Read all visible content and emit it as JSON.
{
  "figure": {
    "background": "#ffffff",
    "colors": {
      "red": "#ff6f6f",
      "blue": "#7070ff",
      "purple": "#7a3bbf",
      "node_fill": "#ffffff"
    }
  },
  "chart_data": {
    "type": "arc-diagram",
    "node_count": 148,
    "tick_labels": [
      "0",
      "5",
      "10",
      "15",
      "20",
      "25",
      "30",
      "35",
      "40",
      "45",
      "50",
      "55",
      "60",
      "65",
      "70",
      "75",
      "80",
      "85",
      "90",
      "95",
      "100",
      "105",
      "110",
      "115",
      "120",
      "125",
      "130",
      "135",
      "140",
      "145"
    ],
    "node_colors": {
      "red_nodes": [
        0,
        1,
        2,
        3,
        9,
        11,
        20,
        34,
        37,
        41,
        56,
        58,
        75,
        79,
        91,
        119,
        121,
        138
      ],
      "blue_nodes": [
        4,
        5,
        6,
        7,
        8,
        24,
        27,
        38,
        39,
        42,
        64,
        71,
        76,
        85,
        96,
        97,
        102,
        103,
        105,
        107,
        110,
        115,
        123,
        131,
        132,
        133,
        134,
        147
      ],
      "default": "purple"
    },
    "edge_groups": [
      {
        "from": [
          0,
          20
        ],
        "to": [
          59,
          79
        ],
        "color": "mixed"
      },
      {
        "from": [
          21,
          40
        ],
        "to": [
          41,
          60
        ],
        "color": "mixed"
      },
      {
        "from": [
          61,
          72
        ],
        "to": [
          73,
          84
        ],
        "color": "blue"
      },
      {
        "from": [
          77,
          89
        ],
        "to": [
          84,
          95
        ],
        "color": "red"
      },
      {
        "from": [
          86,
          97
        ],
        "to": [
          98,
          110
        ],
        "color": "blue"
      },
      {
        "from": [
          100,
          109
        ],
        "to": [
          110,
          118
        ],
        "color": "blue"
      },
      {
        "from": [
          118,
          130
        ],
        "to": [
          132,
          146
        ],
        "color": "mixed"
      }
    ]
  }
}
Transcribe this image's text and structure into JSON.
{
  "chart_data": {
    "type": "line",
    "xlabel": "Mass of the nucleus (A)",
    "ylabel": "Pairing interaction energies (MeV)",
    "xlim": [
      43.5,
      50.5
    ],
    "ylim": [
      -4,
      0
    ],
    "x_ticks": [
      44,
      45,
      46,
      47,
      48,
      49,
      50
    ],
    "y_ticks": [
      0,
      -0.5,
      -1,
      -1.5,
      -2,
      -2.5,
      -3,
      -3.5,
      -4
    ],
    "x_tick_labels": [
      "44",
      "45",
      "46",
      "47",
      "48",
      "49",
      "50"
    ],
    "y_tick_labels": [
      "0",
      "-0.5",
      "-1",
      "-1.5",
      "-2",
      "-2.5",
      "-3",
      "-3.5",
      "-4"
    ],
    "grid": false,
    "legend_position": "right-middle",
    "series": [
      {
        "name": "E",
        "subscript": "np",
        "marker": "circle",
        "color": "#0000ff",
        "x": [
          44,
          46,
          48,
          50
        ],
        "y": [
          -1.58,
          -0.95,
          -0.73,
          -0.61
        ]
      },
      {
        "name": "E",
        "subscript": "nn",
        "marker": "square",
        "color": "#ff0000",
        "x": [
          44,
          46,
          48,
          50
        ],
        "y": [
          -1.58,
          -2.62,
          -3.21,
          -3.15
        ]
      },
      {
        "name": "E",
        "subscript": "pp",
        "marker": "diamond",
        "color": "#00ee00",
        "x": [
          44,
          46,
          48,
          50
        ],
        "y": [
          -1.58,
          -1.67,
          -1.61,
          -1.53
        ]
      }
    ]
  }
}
...
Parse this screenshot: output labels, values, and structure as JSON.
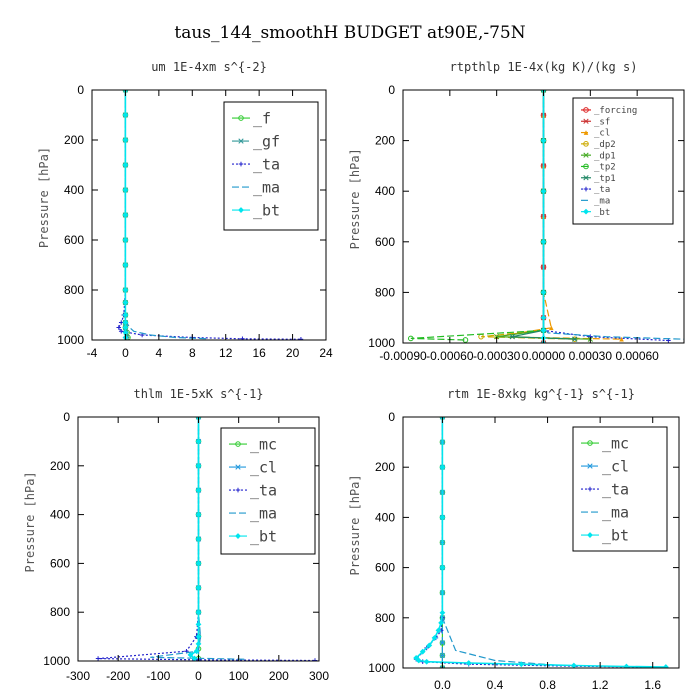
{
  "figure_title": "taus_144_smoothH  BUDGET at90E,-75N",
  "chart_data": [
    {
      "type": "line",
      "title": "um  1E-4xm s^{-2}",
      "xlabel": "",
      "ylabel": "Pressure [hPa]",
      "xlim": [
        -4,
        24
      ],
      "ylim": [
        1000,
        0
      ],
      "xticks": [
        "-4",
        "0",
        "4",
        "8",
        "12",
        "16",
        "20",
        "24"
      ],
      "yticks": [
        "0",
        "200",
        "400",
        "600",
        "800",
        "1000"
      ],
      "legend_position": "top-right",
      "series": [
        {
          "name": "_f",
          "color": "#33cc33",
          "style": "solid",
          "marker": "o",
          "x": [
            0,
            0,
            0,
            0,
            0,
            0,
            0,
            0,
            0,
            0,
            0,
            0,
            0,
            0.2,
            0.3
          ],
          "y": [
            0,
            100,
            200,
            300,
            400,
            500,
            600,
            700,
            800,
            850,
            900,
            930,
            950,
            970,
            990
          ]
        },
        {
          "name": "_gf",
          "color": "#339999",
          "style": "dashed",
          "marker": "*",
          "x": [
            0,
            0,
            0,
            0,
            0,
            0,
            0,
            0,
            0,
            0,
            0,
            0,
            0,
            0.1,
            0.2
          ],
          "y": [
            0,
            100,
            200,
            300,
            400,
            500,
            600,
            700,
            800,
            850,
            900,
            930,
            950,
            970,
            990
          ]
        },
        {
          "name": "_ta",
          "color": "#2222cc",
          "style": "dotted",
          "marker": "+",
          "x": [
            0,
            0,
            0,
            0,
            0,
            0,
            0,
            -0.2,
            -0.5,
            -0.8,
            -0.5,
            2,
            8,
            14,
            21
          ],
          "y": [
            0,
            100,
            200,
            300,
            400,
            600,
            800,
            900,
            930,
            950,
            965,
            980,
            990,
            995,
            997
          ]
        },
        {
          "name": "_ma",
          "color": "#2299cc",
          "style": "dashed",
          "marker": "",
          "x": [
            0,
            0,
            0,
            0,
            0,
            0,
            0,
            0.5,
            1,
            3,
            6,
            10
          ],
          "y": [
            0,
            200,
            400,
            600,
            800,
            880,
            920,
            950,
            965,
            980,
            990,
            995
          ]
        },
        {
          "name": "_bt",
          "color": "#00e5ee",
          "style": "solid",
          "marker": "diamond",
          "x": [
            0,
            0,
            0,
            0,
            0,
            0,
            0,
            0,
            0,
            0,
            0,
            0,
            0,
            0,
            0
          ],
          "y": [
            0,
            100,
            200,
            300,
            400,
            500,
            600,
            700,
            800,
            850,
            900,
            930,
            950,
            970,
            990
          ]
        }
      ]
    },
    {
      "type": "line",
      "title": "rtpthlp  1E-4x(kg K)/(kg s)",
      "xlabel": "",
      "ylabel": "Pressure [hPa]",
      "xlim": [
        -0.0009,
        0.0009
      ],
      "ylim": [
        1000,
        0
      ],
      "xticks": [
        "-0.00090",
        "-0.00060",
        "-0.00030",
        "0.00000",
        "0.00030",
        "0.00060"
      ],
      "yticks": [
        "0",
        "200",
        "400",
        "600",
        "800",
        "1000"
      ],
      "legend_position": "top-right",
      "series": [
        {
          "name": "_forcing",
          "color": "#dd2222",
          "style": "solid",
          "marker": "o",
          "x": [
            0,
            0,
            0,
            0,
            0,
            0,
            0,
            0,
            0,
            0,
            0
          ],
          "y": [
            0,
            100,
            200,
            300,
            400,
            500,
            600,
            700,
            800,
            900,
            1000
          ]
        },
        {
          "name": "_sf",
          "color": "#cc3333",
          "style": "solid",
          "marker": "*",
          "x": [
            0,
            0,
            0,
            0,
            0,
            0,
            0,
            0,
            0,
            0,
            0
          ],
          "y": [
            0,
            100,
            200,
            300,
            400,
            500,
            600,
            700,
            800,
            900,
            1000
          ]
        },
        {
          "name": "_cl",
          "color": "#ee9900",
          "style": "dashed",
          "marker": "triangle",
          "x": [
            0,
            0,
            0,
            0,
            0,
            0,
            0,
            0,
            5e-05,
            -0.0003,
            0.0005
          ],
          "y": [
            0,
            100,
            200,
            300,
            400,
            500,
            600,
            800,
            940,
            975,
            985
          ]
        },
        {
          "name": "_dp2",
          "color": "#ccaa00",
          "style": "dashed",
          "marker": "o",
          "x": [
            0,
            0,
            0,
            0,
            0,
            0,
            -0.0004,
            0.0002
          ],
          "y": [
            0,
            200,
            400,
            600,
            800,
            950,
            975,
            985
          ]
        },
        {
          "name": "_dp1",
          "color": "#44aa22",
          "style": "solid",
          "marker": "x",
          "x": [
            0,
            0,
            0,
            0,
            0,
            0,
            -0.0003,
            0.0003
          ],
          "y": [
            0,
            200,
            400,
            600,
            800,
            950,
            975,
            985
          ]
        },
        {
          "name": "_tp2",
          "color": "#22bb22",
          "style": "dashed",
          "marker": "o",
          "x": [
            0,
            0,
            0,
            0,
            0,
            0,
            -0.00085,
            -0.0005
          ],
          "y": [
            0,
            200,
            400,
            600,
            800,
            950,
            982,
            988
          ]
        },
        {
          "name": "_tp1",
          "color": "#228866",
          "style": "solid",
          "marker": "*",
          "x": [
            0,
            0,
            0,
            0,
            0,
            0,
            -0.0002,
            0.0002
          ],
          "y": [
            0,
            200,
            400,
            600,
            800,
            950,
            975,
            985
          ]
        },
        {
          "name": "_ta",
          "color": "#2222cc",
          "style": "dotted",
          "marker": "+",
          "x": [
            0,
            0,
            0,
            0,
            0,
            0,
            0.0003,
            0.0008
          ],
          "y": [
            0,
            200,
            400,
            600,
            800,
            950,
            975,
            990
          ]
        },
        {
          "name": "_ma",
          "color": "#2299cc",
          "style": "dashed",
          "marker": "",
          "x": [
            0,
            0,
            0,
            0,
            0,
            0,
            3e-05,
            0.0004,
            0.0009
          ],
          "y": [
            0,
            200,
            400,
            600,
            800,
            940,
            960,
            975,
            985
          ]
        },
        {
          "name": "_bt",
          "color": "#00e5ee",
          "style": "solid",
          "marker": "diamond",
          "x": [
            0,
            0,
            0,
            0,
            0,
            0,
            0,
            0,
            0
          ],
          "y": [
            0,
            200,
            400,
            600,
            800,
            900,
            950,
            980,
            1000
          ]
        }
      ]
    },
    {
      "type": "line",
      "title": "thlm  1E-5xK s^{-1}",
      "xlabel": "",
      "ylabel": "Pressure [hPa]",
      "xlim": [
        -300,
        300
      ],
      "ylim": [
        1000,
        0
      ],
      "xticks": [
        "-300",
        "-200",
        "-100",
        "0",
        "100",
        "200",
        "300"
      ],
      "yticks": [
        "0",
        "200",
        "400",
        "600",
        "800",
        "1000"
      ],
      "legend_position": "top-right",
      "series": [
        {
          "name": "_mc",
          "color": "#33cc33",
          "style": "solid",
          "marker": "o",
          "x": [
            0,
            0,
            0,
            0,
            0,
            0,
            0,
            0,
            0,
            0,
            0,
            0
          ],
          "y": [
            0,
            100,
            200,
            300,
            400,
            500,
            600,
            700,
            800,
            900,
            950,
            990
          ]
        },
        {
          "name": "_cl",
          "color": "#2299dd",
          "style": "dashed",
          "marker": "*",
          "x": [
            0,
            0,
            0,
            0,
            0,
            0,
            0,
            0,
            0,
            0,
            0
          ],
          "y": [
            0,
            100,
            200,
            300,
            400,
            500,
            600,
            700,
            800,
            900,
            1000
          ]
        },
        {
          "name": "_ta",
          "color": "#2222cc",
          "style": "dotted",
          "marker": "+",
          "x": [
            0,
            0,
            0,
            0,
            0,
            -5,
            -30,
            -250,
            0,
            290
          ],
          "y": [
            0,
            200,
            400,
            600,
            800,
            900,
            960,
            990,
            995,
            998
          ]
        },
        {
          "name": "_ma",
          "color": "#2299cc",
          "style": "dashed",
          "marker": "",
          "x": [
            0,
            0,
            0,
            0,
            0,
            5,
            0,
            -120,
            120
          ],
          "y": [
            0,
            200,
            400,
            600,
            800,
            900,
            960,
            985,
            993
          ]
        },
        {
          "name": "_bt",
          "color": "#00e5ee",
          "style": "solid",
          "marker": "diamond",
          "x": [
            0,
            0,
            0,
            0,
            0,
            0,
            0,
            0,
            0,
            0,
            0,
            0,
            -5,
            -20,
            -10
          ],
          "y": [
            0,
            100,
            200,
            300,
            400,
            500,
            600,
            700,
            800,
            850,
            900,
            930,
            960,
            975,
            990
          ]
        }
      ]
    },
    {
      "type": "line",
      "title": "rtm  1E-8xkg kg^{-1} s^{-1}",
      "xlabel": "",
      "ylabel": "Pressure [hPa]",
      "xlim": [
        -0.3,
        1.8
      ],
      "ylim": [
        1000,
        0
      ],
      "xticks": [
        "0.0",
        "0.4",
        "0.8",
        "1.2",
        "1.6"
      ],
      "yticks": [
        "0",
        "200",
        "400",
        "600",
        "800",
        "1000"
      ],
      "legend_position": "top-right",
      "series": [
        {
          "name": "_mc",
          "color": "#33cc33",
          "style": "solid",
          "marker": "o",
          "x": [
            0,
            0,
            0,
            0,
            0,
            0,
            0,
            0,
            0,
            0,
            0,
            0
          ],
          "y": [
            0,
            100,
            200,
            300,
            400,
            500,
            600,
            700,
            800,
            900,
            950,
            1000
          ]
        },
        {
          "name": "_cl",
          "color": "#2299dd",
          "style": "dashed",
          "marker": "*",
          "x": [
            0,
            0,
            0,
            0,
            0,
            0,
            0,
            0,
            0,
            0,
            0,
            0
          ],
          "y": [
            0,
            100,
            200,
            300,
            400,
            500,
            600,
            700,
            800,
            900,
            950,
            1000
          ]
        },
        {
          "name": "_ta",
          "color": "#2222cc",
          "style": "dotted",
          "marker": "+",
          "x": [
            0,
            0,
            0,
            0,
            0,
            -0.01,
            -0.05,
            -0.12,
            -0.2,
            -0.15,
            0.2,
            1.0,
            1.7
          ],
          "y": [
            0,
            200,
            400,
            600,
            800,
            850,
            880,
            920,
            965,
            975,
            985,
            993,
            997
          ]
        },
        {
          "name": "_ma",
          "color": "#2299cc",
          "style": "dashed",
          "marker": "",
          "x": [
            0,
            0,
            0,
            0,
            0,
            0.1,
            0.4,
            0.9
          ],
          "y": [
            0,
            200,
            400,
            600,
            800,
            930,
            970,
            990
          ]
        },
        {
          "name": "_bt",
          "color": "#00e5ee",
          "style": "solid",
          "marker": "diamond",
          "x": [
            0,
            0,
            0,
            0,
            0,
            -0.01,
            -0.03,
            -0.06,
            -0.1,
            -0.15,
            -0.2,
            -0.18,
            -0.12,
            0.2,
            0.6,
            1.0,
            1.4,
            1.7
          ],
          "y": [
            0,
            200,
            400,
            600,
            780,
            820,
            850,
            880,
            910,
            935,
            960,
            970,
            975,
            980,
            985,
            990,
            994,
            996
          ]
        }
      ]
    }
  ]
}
...
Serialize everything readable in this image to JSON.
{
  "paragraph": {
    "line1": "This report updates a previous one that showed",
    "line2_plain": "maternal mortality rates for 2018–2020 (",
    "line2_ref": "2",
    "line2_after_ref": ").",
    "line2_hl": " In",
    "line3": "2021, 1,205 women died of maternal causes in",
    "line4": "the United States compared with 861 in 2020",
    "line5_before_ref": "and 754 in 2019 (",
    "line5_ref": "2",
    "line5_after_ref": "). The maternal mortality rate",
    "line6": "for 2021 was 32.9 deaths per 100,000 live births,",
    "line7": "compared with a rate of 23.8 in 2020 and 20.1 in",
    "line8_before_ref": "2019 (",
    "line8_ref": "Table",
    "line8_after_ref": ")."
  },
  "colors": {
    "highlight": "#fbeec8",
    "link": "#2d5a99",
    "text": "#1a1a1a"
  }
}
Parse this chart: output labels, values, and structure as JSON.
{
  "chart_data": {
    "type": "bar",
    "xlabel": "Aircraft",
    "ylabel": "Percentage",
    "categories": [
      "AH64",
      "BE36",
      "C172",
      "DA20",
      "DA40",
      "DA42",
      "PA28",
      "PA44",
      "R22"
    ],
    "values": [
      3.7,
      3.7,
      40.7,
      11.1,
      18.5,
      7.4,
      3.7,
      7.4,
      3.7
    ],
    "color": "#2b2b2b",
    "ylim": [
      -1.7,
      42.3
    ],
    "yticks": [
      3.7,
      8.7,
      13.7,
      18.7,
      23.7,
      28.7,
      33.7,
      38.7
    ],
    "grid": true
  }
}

PROBLEM DETAILS: Single out each line of the records above with the string "ffffff" in it, and copy it.

EXERCISE RESPONSE:
    "background": "#ffffff",
      "node_fill": "#ffffff"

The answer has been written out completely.